■ Aim of the exercise: From the entries below, work out the number of lines that hold the word "artist", and give that number alone.

(Stored data)
************

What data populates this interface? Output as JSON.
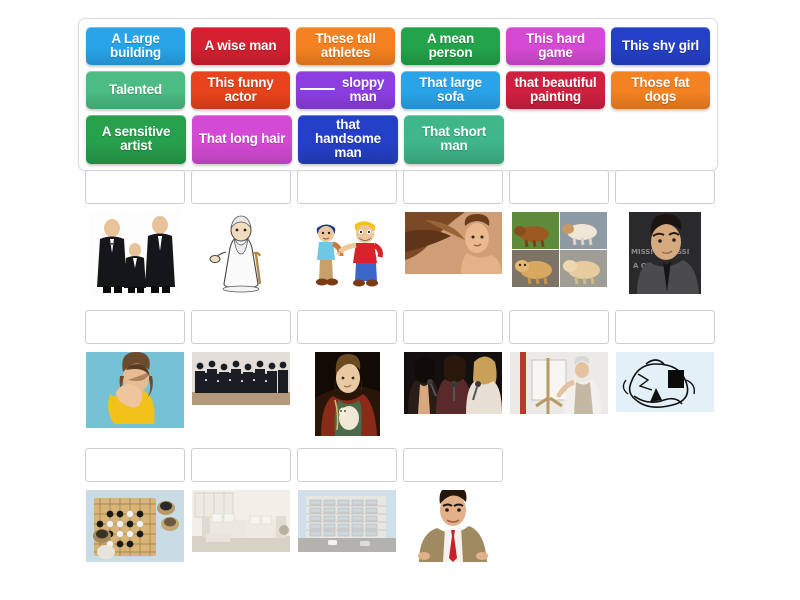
{
  "wordbank": {
    "rows": [
      [
        {
          "label": "A Large building",
          "color": "#29a4e8",
          "blank": false
        },
        {
          "label": "A wise man",
          "color": "#d42030",
          "blank": false
        },
        {
          "label": "These tall athletes",
          "color": "#f58220",
          "blank": false
        },
        {
          "label": "A mean person",
          "color": "#23a34a",
          "blank": false
        },
        {
          "label": "This hard game",
          "color": "#d44ad4",
          "blank": false
        },
        {
          "label": "This shy girl",
          "color": "#2540c8",
          "blank": false
        }
      ],
      [
        {
          "label": "Talented",
          "color": "#4cbb84",
          "blank": false
        },
        {
          "label": "This funny actor",
          "color": "#e8431a",
          "blank": false
        },
        {
          "label": "sloppy man",
          "color": "#8c3ee0",
          "blank": true
        },
        {
          "label": "That large sofa",
          "color": "#29a4e8",
          "blank": false
        },
        {
          "label": "that beautiful painting",
          "color": "#cf2040",
          "blank": false
        },
        {
          "label": "Those fat dogs",
          "color": "#f58220",
          "blank": false
        }
      ],
      [
        {
          "label": "A sensitive artist",
          "color": "#27a04c",
          "blank": false
        },
        {
          "label": "That long hair",
          "color": "#d44ad4",
          "blank": false
        },
        {
          "label": "that handsome man",
          "color": "#2540c8",
          "blank": false
        },
        {
          "label": "That short man",
          "color": "#3fb789",
          "blank": false
        }
      ]
    ]
  },
  "answer_rows": [
    {
      "dropzones": [
        "",
        "",
        "",
        "",
        "",
        ""
      ],
      "images": [
        {
          "name": "three-men-in-tuxedos-different-heights",
          "kind": "photo"
        },
        {
          "name": "old-wise-man-with-cane-cartoon",
          "kind": "cartoon"
        },
        {
          "name": "two-cartoon-boys-one-pointing",
          "kind": "cartoon"
        },
        {
          "name": "woman-with-long-flowing-brown-hair",
          "kind": "photo"
        },
        {
          "name": "collage-of-four-fat-dogs",
          "kind": "photo"
        },
        {
          "name": "handsome-man-on-red-carpet",
          "kind": "photo"
        }
      ]
    },
    {
      "dropzones": [
        "",
        "",
        "",
        "",
        "",
        ""
      ],
      "images": [
        {
          "name": "shy-girl-in-yellow-sweater-covering-face",
          "kind": "photo"
        },
        {
          "name": "group-of-people-in-black-posing",
          "kind": "photo"
        },
        {
          "name": "renaissance-painting-lady-with-ermine",
          "kind": "photo"
        },
        {
          "name": "three-women-singing-into-microphones",
          "kind": "photo"
        },
        {
          "name": "artist-painting-at-easel",
          "kind": "photo"
        },
        {
          "name": "abstract-black-and-white-sketch",
          "kind": "photo"
        }
      ]
    },
    {
      "dropzones": [
        "",
        "",
        "",
        ""
      ],
      "images": [
        {
          "name": "go-board-game-with-stones",
          "kind": "photo"
        },
        {
          "name": "large-white-sectional-sofa-in-living-room",
          "kind": "photo"
        },
        {
          "name": "large-apartment-building-exterior",
          "kind": "photo"
        },
        {
          "name": "mr-bean-in-brown-suit-and-red-tie",
          "kind": "photo"
        }
      ]
    }
  ]
}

************

■ Task result: 2